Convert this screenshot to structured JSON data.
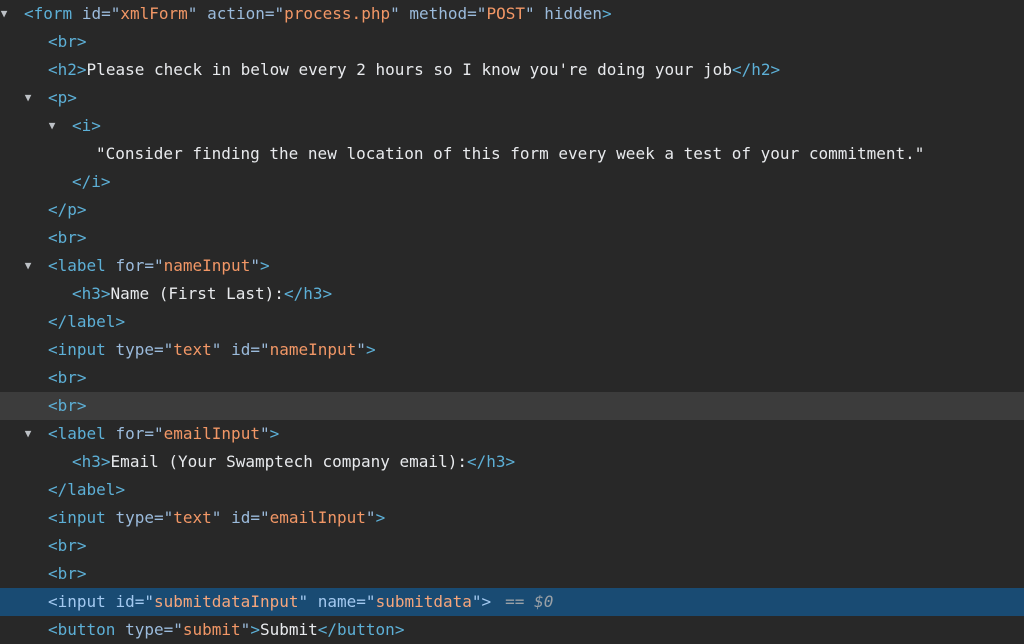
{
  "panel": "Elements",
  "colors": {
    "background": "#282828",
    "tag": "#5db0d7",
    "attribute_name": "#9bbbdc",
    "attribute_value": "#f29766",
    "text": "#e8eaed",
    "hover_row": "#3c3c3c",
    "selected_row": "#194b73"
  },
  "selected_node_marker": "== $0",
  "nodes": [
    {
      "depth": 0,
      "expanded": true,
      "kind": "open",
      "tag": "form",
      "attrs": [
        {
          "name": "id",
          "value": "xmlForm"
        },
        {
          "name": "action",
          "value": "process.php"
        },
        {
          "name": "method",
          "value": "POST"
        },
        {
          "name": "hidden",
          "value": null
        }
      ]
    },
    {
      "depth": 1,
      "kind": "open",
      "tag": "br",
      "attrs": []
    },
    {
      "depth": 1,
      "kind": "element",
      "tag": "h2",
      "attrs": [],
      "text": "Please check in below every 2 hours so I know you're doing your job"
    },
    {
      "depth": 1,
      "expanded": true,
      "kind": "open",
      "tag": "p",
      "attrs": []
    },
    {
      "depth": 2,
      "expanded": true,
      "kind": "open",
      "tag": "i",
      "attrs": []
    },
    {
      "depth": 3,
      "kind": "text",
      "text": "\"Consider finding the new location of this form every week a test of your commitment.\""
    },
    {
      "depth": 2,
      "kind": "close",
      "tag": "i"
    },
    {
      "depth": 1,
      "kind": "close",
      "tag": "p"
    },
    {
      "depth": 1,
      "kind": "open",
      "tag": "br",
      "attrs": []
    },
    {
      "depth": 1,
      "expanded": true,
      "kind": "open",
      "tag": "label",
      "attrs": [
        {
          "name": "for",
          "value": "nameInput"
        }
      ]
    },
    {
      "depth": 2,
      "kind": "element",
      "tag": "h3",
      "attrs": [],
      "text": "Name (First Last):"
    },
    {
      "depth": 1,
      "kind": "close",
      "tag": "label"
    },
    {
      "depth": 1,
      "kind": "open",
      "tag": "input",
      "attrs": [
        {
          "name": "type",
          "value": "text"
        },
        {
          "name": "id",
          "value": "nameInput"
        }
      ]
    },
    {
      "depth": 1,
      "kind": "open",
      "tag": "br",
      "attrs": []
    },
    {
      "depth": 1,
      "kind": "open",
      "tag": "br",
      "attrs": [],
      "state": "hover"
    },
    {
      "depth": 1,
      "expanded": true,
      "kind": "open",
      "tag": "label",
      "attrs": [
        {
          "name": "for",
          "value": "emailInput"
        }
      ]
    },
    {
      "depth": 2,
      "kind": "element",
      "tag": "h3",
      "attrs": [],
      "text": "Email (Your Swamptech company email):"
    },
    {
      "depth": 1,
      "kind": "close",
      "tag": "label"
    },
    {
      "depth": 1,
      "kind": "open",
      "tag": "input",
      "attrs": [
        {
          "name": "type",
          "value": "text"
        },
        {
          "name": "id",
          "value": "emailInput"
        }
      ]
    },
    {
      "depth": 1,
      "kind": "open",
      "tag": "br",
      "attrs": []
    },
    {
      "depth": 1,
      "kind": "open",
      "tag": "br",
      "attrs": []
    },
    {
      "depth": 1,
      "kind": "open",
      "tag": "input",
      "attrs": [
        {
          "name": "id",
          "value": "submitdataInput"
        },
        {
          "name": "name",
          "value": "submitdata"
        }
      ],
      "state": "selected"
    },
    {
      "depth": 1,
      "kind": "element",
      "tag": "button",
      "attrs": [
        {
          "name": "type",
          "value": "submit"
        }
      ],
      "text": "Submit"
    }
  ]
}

- _What you will do_
Extract, from the material above, each line holding the word "every".

- _Task response_
      "text": "Please check in below every 2 hours so I know you're doing your job"
      "text": "\"Consider finding the new location of this form every week a test of your commitment.\""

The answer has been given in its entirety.